What you will do:
Filter the records for lines holding the string "sigma".

Input records:
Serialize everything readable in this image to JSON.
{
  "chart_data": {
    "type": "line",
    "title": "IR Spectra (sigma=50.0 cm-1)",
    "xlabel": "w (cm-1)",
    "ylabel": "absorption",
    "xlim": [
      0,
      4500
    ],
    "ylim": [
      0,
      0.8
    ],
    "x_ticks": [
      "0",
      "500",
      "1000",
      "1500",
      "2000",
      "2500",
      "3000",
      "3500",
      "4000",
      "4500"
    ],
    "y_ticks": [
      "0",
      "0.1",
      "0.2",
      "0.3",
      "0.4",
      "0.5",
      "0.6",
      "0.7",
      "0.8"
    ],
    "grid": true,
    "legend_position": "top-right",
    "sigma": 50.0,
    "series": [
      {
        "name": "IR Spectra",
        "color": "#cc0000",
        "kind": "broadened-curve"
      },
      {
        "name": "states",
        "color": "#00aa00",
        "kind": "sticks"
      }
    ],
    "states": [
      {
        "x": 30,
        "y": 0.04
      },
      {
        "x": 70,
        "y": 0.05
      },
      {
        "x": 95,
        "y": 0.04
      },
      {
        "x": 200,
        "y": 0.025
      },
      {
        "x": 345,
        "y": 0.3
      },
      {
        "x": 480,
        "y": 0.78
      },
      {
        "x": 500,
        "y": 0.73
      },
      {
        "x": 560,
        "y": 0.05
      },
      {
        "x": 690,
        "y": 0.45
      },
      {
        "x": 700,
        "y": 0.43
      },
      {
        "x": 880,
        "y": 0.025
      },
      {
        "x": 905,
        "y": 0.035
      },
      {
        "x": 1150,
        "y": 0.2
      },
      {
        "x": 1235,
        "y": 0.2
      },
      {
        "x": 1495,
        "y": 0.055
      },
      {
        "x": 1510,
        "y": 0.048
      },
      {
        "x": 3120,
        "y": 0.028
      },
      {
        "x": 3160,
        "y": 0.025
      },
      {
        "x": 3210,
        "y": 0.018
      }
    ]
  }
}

Task answer:
    "title": "IR Spectra (sigma=50.0 cm-1)",
    "sigma": 50.0,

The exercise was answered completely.